→ **ITEMS**
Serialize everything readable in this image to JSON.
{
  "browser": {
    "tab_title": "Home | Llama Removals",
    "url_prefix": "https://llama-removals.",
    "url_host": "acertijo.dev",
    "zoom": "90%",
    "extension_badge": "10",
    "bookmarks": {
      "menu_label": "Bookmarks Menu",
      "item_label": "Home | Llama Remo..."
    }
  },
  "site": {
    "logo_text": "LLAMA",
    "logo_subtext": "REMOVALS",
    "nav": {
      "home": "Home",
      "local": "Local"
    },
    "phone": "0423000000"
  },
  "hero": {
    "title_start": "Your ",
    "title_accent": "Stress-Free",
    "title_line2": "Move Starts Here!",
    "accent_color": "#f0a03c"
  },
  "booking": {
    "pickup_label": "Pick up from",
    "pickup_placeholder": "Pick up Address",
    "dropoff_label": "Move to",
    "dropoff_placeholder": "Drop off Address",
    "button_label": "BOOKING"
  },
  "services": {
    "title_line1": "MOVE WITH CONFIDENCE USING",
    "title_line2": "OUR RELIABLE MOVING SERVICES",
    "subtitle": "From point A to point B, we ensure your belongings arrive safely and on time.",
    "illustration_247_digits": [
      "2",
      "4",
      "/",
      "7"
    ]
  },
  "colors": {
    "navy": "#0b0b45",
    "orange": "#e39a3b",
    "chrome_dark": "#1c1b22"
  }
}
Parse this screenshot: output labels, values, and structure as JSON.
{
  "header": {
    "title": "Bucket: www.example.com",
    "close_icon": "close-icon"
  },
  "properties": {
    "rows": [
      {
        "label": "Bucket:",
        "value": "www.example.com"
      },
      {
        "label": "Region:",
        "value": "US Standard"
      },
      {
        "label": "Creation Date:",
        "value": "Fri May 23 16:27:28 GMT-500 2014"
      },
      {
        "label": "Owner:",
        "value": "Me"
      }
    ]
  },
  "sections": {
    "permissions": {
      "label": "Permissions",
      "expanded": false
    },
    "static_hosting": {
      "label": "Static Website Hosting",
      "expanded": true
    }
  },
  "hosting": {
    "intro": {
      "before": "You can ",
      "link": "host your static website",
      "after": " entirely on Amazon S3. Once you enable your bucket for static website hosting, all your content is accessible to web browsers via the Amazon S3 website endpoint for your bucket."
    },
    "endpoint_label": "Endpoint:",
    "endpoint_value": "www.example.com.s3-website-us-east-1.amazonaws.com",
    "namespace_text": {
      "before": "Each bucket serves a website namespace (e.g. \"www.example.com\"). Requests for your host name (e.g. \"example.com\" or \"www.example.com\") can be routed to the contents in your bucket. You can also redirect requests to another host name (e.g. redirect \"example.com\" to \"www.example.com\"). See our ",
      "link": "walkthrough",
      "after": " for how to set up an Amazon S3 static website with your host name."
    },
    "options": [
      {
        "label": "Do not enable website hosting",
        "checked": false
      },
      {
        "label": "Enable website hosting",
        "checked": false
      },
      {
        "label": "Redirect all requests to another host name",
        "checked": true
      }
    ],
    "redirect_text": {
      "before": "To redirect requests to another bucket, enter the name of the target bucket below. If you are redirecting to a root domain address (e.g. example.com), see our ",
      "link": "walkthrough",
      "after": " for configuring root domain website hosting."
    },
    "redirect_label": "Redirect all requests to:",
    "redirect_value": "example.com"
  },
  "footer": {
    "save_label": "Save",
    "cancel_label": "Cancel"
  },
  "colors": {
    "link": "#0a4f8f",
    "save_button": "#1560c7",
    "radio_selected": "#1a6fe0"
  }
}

→ **TASK REQUIREMENTS**
Repeat every line of the records above exactly.

→ **EXERCISE RESPONSE**
Serialize everything readable in this image to JSON.
{
  "browser": {
    "tab_title": "Home | Llama Removals",
    "url_prefix": "https://llama-removals.",
    "url_host": "acertijo.dev",
    "zoom": "90%",
    "extension_badge": "10",
    "bookmarks": {
      "menu_label": "Bookmarks Menu",
      "item_label": "Home | Llama Remo..."
    }
  },
  "site": {
    "logo_text": "LLAMA",
    "logo_subtext": "REMOVALS",
    "nav": {
      "home": "Home",
      "local": "Local"
    },
    "phone": "0423000000"
  },
  "hero": {
    "title_start": "Your ",
    "title_accent": "Stress-Free",
    "title_line2": "Move Starts Here!",
    "accent_color": "#f0a03c"
  },
  "booking": {
    "pickup_label": "Pick up from",
    "pickup_placeholder": "Pick up Address",
    "dropoff_label": "Move to",
    "dropoff_placeholder": "Drop off Address",
    "button_label": "BOOKING"
  },
  "services": {
    "title_line1": "MOVE WITH CONFIDENCE USING",
    "title_line2": "OUR RELIABLE MOVING SERVICES",
    "subtitle": "From point A to point B, we ensure your belongings arrive safely and on time.",
    "illustration_247_digits": [
      "2",
      "4",
      "/",
      "7"
    ]
  },
  "colors": {
    "navy": "#0b0b45",
    "orange": "#e39a3b",
    "chrome_dark": "#1c1b22"
  }
}
Parse this screenshot: output labels, values, and structure as JSON.
{
  "header": {
    "title": "Bucket: www.example.com",
    "close_icon": "close-icon"
  },
  "properties": {
    "rows": [
      {
        "label": "Bucket:",
        "value": "www.example.com"
      },
      {
        "label": "Region:",
        "value": "US Standard"
      },
      {
        "label": "Creation Date:",
        "value": "Fri May 23 16:27:28 GMT-500 2014"
      },
      {
        "label": "Owner:",
        "value": "Me"
      }
    ]
  },
  "sections": {
    "permissions": {
      "label": "Permissions",
      "expanded": false
    },
    "static_hosting": {
      "label": "Static Website Hosting",
      "expanded": true
    }
  },
  "hosting": {
    "intro": {
      "before": "You can ",
      "link": "host your static website",
      "after": " entirely on Amazon S3. Once you enable your bucket for static website hosting, all your content is accessible to web browsers via the Amazon S3 website endpoint for your bucket."
    },
    "endpoint_label": "Endpoint:",
    "endpoint_value": "www.example.com.s3-website-us-east-1.amazonaws.com",
    "namespace_text": {
      "before": "Each bucket serves a website namespace (e.g. \"www.example.com\"). Requests for your host name (e.g. \"example.com\" or \"www.example.com\") can be routed to the contents in your bucket. You can also redirect requests to another host name (e.g. redirect \"example.com\" to \"www.example.com\"). See our ",
      "link": "walkthrough",
      "after": " for how to set up an Amazon S3 static website with your host name."
    },
    "options": [
      {
        "label": "Do not enable website hosting",
        "checked": false
      },
      {
        "label": "Enable website hosting",
        "checked": false
      },
      {
        "label": "Redirect all requests to another host name",
        "checked": true
      }
    ],
    "redirect_text": {
      "before": "To redirect requests to another bucket, enter the name of the target bucket below. If you are redirecting to a root domain address (e.g. example.com), see our ",
      "link": "walkthrough",
      "after": " for configuring root domain website hosting."
    },
    "redirect_label": "Redirect all requests to:",
    "redirect_value": "example.com"
  },
  "footer": {
    "save_label": "Save",
    "cancel_label": "Cancel"
  },
  "colors": {
    "link": "#0a4f8f",
    "save_button": "#1560c7",
    "radio_selected": "#1a6fe0"
  }
}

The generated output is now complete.